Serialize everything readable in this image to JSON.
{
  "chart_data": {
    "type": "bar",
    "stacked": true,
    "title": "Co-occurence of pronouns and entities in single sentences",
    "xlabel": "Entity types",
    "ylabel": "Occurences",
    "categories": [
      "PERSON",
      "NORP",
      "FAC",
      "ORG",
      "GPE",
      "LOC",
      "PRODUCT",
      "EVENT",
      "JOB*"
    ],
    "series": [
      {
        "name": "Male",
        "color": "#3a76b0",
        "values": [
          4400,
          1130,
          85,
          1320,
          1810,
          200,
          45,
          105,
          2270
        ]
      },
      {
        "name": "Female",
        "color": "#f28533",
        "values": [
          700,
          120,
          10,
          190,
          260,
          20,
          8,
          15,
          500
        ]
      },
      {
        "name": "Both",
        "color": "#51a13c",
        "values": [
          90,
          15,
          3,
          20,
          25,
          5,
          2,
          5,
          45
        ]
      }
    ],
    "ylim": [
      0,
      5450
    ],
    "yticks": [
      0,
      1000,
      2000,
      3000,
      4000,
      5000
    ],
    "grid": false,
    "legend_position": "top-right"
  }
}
------------------------------
Aim of the exercise:
Repeat all the entries exactly as given.

Expected answer:
Serialize everything readable in this image to JSON.
{
  "chart_data": {
    "type": "bar",
    "stacked": true,
    "title": "Co-occurence of pronouns and entities in single sentences",
    "xlabel": "Entity types",
    "ylabel": "Occurences",
    "categories": [
      "PERSON",
      "NORP",
      "FAC",
      "ORG",
      "GPE",
      "LOC",
      "PRODUCT",
      "EVENT",
      "JOB*"
    ],
    "series": [
      {
        "name": "Male",
        "color": "#3a76b0",
        "values": [
          4400,
          1130,
          85,
          1320,
          1810,
          200,
          45,
          105,
          2270
        ]
      },
      {
        "name": "Female",
        "color": "#f28533",
        "values": [
          700,
          120,
          10,
          190,
          260,
          20,
          8,
          15,
          500
        ]
      },
      {
        "name": "Both",
        "color": "#51a13c",
        "values": [
          90,
          15,
          3,
          20,
          25,
          5,
          2,
          5,
          45
        ]
      }
    ],
    "ylim": [
      0,
      5450
    ],
    "yticks": [
      0,
      1000,
      2000,
      3000,
      4000,
      5000
    ],
    "grid": false,
    "legend_position": "top-right"
  }
}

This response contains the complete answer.